— BEGIN Source material —
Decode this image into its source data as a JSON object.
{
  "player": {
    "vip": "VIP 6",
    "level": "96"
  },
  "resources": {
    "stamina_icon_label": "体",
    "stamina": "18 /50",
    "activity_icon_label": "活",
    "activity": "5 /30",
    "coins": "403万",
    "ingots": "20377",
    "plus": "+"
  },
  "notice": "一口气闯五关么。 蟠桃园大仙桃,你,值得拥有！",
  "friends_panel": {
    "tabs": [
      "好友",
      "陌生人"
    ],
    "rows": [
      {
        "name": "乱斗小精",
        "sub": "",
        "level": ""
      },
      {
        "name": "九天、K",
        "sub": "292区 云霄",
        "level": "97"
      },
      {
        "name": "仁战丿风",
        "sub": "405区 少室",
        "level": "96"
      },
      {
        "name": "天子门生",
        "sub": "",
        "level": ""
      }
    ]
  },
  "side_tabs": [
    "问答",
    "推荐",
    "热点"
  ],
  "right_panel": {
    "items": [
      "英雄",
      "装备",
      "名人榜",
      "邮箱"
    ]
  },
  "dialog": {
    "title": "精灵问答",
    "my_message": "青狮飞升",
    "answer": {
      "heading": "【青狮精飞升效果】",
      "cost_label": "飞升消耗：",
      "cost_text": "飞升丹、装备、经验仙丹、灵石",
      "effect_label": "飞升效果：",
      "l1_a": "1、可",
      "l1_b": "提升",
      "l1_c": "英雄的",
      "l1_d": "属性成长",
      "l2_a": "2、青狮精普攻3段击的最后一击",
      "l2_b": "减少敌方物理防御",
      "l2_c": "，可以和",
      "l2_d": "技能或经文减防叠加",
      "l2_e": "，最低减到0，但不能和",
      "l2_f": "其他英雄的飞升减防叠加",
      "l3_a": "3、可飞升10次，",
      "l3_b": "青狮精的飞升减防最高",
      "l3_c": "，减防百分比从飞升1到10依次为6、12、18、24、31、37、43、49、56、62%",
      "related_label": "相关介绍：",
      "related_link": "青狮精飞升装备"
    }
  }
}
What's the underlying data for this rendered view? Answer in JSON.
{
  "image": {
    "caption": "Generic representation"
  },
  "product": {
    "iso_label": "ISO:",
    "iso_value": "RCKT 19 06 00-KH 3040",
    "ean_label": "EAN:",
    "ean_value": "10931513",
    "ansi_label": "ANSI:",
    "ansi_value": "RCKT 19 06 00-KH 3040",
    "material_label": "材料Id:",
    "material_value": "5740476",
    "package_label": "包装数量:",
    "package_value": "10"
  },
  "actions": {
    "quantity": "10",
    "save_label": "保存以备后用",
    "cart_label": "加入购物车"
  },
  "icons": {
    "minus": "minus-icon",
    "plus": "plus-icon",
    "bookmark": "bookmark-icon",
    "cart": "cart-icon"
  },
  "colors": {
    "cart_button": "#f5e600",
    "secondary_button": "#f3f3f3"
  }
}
— END Source material —
Retype nothing except the lines from the line holding "What's the underlying" through the last line of the entries, both included.

■ **In response**:
What's the underlying data for this rendered view? Answer in JSON.
{
  "image": {
    "caption": "Generic representation"
  },
  "product": {
    "iso_label": "ISO:",
    "iso_value": "RCKT 19 06 00-KH 3040",
    "ean_label": "EAN:",
    "ean_value": "10931513",
    "ansi_label": "ANSI:",
    "ansi_value": "RCKT 19 06 00-KH 3040",
    "material_label": "材料Id:",
    "material_value": "5740476",
    "package_label": "包装数量:",
    "package_value": "10"
  },
  "actions": {
    "quantity": "10",
    "save_label": "保存以备后用",
    "cart_label": "加入购物车"
  },
  "icons": {
    "minus": "minus-icon",
    "plus": "plus-icon",
    "bookmark": "bookmark-icon",
    "cart": "cart-icon"
  },
  "colors": {
    "cart_button": "#f5e600",
    "secondary_button": "#f3f3f3"
  }
}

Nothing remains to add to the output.